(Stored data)
----

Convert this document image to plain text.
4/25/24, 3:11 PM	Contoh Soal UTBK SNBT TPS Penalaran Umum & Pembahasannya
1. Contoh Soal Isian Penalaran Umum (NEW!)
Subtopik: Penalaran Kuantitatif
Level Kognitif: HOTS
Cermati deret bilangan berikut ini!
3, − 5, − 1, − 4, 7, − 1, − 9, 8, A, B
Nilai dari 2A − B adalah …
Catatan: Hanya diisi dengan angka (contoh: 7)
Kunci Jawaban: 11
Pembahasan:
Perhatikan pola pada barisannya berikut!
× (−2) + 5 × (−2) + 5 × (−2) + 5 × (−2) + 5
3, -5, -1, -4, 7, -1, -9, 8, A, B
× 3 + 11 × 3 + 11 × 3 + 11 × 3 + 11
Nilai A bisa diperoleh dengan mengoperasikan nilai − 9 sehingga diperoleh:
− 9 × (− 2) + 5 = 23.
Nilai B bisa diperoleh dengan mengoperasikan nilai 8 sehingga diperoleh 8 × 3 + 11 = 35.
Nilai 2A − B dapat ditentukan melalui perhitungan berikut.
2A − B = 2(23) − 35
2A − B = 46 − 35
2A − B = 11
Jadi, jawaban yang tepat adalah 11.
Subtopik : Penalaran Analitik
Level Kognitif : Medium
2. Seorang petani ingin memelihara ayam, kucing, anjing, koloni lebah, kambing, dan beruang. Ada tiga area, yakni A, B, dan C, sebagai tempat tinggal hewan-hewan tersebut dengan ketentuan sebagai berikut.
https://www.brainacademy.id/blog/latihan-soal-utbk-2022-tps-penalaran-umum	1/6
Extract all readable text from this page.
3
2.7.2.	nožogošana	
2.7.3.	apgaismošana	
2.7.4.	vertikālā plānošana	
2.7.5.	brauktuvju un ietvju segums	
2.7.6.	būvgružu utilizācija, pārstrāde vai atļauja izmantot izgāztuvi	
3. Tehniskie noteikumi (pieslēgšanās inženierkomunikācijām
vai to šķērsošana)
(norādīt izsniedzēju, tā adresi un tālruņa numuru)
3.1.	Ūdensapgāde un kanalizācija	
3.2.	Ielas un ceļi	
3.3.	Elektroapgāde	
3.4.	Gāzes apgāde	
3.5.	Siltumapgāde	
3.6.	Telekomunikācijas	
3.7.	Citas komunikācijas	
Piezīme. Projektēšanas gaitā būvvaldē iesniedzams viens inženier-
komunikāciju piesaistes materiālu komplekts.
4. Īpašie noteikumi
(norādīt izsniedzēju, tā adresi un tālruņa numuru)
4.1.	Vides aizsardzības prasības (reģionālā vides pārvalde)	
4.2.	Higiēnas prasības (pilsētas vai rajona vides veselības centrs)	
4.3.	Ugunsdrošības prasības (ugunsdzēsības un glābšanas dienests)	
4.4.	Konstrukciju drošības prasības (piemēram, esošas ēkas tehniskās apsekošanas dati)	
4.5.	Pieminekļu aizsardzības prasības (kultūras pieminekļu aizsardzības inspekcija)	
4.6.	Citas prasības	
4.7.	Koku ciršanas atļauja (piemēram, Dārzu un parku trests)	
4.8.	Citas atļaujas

----

**STATED TASK:**
Each record above should be repeated exactly as it appears.

**RESPONSE:**
Convert this document image to plain text.
4/25/24, 3:11 PM	Contoh Soal UTBK SNBT TPS Penalaran Umum & Pembahasannya
1. Contoh Soal Isian Penalaran Umum (NEW!)
Subtopik: Penalaran Kuantitatif
Level Kognitif: HOTS
Cermati deret bilangan berikut ini!
3, − 5, − 1, − 4, 7, − 1, − 9, 8, A, B
Nilai dari 2A − B adalah …
Catatan: Hanya diisi dengan angka (contoh: 7)
Kunci Jawaban: 11
Pembahasan:
Perhatikan pola pada barisannya berikut!
× (−2) + 5 × (−2) + 5 × (−2) + 5 × (−2) + 5
3, -5, -1, -4, 7, -1, -9, 8, A, B
× 3 + 11 × 3 + 11 × 3 + 11 × 3 + 11
Nilai A bisa diperoleh dengan mengoperasikan nilai − 9 sehingga diperoleh:
− 9 × (− 2) + 5 = 23.
Nilai B bisa diperoleh dengan mengoperasikan nilai 8 sehingga diperoleh 8 × 3 + 11 = 35.
Nilai 2A − B dapat ditentukan melalui perhitungan berikut.
2A − B = 2(23) − 35
2A − B = 46 − 35
2A − B = 11
Jadi, jawaban yang tepat adalah 11.
Subtopik : Penalaran Analitik
Level Kognitif : Medium
2. Seorang petani ingin memelihara ayam, kucing, anjing, koloni lebah, kambing, dan beruang. Ada tiga area, yakni A, B, dan C, sebagai tempat tinggal hewan-hewan tersebut dengan ketentuan sebagai berikut.
https://www.brainacademy.id/blog/latihan-soal-utbk-2022-tps-penalaran-umum	1/6
Extract all readable text from this page.
3
2.7.2.	nožogošana	
2.7.3.	apgaismošana	
2.7.4.	vertikālā plānošana	
2.7.5.	brauktuvju un ietvju segums	
2.7.6.	būvgružu utilizācija, pārstrāde vai atļauja izmantot izgāztuvi	
3. Tehniskie noteikumi (pieslēgšanās inženierkomunikācijām
vai to šķērsošana)
(norādīt izsniedzēju, tā adresi un tālruņa numuru)
3.1.	Ūdensapgāde un kanalizācija	
3.2.	Ielas un ceļi	
3.3.	Elektroapgāde	
3.4.	Gāzes apgāde	
3.5.	Siltumapgāde	
3.6.	Telekomunikācijas	
3.7.	Citas komunikācijas	
Piezīme. Projektēšanas gaitā būvvaldē iesniedzams viens inženier-
komunikāciju piesaistes materiālu komplekts.
4. Īpašie noteikumi
(norādīt izsniedzēju, tā adresi un tālruņa numuru)
4.1.	Vides aizsardzības prasības (reģionālā vides pārvalde)	
4.2.	Higiēnas prasības (pilsētas vai rajona vides veselības centrs)	
4.3.	Ugunsdrošības prasības (ugunsdzēsības un glābšanas dienests)	
4.4.	Konstrukciju drošības prasības (piemēram, esošas ēkas tehniskās apsekošanas dati)	
4.5.	Pieminekļu aizsardzības prasības (kultūras pieminekļu aizsardzības inspekcija)	
4.6.	Citas prasības	
4.7.	Koku ciršanas atļauja (piemēram, Dārzu un parku trests)	
4.8.	Citas atļaujas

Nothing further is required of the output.